[Stored records]
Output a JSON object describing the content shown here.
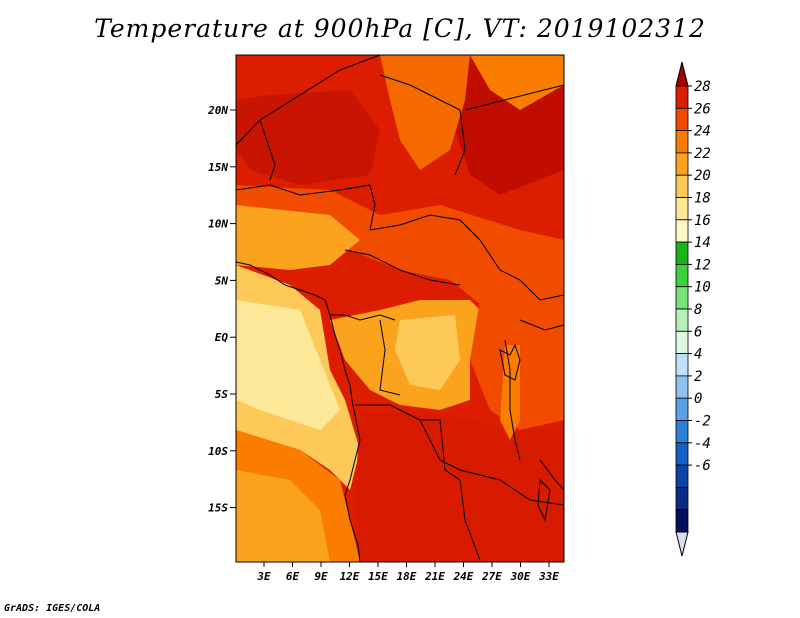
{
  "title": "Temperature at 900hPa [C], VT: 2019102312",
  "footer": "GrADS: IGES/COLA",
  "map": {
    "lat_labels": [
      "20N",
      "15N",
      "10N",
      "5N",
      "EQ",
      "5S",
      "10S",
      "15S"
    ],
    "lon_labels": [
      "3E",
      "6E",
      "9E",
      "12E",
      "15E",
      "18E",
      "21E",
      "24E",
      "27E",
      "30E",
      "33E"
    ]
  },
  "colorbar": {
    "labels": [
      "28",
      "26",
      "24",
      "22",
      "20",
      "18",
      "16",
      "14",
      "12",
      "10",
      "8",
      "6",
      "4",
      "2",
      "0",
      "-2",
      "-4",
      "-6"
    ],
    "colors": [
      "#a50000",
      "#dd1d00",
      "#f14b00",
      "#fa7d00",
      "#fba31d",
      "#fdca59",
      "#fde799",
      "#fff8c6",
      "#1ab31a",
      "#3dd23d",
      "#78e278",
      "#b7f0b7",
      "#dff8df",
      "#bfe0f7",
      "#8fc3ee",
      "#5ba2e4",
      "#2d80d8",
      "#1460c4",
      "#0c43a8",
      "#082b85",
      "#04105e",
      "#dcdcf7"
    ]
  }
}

▸ **STATED TASK**
Apart from the pictures, the entries above are to be repeated in full and exactly.

▸ **SOLUTION FOR THIS PROBLEM**
Output a JSON object describing the content shown here.
{
  "title": "Temperature at 900hPa [C], VT: 2019102312",
  "footer": "GrADS: IGES/COLA",
  "map": {
    "lat_labels": [
      "20N",
      "15N",
      "10N",
      "5N",
      "EQ",
      "5S",
      "10S",
      "15S"
    ],
    "lon_labels": [
      "3E",
      "6E",
      "9E",
      "12E",
      "15E",
      "18E",
      "21E",
      "24E",
      "27E",
      "30E",
      "33E"
    ]
  },
  "colorbar": {
    "labels": [
      "28",
      "26",
      "24",
      "22",
      "20",
      "18",
      "16",
      "14",
      "12",
      "10",
      "8",
      "6",
      "4",
      "2",
      "0",
      "-2",
      "-4",
      "-6"
    ],
    "colors": [
      "#a50000",
      "#dd1d00",
      "#f14b00",
      "#fa7d00",
      "#fba31d",
      "#fdca59",
      "#fde799",
      "#fff8c6",
      "#1ab31a",
      "#3dd23d",
      "#78e278",
      "#b7f0b7",
      "#dff8df",
      "#bfe0f7",
      "#8fc3ee",
      "#5ba2e4",
      "#2d80d8",
      "#1460c4",
      "#0c43a8",
      "#082b85",
      "#04105e",
      "#dcdcf7"
    ]
  }
}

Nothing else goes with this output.